Review the listing and copy each line that holds the word "rgba".

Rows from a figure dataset
========================================
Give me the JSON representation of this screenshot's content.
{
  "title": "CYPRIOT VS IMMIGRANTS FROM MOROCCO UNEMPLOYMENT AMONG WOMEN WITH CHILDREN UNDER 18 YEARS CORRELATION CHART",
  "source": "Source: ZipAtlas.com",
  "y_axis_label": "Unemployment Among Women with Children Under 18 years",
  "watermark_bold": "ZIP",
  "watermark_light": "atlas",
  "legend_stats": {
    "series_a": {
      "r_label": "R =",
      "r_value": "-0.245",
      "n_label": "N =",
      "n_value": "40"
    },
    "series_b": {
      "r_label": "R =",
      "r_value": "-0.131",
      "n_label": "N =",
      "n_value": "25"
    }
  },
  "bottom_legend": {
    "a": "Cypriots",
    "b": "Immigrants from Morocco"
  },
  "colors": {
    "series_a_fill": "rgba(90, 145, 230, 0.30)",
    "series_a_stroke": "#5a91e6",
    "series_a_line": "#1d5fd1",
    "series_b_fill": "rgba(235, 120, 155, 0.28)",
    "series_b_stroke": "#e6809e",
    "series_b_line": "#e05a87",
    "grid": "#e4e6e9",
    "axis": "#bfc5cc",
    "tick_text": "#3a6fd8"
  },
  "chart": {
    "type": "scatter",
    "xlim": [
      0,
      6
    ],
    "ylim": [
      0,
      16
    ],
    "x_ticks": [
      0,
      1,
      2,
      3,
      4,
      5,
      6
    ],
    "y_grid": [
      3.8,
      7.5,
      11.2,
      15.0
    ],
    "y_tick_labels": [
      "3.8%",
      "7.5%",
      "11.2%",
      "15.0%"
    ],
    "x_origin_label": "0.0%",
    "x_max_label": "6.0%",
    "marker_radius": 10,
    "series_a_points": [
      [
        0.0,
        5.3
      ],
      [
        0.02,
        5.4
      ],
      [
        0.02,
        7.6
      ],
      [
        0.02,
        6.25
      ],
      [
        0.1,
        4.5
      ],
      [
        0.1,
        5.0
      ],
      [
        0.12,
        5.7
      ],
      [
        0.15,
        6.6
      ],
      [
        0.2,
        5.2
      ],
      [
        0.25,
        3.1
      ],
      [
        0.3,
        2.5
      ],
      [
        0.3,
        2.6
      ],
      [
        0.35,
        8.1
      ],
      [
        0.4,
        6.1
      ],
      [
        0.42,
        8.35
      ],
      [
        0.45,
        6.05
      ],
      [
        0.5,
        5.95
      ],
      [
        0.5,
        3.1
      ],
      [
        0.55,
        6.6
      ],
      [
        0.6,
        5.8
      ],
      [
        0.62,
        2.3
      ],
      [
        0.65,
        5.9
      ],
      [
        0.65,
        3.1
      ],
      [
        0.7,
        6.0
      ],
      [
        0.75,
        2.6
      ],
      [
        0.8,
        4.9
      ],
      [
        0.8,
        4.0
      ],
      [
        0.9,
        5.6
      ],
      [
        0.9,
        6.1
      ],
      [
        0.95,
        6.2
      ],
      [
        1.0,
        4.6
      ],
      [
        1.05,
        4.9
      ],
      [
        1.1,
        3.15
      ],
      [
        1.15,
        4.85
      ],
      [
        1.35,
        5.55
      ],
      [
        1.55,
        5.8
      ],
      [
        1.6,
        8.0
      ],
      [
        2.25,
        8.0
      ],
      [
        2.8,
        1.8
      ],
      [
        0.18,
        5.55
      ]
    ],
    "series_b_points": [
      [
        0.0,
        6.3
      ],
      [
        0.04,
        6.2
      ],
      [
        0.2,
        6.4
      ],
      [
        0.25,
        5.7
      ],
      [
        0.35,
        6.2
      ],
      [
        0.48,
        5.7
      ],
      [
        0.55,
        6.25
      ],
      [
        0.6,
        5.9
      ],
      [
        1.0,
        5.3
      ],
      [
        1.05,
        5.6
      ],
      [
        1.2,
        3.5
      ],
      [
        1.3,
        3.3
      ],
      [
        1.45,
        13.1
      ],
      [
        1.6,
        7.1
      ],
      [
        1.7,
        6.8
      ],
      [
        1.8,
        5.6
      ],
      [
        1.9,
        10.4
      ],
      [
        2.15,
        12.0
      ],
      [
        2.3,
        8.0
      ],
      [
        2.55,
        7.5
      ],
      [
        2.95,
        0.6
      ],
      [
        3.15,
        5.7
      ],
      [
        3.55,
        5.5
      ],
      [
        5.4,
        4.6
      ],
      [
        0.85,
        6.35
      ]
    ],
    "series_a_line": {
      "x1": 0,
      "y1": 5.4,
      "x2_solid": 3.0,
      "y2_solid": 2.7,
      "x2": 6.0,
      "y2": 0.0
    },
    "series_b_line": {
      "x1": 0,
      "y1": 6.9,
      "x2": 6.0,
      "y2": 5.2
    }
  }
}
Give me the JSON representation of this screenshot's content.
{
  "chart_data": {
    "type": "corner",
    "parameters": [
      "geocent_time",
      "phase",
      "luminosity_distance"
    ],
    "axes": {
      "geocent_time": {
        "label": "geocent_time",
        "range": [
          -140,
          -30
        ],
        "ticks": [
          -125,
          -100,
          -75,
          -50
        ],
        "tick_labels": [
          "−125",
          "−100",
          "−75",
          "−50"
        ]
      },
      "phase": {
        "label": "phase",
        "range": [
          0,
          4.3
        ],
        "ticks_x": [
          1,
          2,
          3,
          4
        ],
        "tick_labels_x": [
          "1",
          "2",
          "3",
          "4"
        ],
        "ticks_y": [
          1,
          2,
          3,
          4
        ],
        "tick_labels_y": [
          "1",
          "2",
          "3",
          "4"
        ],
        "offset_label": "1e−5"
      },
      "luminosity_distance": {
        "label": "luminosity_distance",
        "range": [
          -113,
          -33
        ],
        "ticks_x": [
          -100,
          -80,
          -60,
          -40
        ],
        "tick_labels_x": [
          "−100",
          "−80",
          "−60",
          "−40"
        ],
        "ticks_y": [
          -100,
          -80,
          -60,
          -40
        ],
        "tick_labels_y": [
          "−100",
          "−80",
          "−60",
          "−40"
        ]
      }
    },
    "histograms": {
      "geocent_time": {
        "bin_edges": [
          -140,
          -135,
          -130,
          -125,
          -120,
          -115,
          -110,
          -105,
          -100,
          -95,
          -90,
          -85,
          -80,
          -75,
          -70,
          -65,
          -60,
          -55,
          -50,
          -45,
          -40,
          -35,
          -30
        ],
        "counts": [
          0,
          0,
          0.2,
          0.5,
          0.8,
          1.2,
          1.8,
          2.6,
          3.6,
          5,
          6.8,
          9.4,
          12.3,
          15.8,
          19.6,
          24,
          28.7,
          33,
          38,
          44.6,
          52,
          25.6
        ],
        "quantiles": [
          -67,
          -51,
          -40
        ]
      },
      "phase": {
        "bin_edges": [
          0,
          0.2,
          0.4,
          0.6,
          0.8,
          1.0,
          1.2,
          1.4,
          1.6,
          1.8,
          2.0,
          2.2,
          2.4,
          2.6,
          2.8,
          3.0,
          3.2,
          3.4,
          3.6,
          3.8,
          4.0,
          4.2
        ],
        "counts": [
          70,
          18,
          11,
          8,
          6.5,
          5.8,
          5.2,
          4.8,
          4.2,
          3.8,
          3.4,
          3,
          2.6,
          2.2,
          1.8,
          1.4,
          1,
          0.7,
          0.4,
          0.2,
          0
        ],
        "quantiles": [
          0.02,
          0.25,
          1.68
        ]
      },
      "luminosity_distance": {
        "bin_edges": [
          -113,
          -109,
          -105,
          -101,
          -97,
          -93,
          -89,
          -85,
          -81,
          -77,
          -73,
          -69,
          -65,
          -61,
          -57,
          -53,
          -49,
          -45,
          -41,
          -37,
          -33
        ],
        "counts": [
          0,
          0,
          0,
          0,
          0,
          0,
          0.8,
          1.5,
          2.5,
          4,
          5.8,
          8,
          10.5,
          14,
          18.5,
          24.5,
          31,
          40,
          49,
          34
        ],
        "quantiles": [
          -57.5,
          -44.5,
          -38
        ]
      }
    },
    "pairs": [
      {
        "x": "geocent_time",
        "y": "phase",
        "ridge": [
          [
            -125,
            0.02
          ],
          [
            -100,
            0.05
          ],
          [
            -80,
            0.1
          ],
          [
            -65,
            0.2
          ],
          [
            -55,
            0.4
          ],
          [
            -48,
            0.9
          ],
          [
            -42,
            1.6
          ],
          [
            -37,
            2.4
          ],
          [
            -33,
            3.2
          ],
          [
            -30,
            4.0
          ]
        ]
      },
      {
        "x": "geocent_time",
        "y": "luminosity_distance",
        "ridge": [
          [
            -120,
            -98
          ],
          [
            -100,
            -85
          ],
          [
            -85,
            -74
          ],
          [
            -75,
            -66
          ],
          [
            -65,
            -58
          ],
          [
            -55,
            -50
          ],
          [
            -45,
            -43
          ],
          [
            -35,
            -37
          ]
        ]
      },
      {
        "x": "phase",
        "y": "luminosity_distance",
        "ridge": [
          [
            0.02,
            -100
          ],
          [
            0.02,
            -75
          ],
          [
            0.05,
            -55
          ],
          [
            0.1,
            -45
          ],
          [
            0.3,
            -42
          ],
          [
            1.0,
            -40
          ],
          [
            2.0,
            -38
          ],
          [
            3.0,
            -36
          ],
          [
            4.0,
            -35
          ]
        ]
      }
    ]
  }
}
========================================
▶ [RESULT FOR THIS EXERCISE]
    "series_a_fill": "rgba(90, 145, 230, 0.30)",
    "series_b_fill": "rgba(235, 120, 155, 0.28)",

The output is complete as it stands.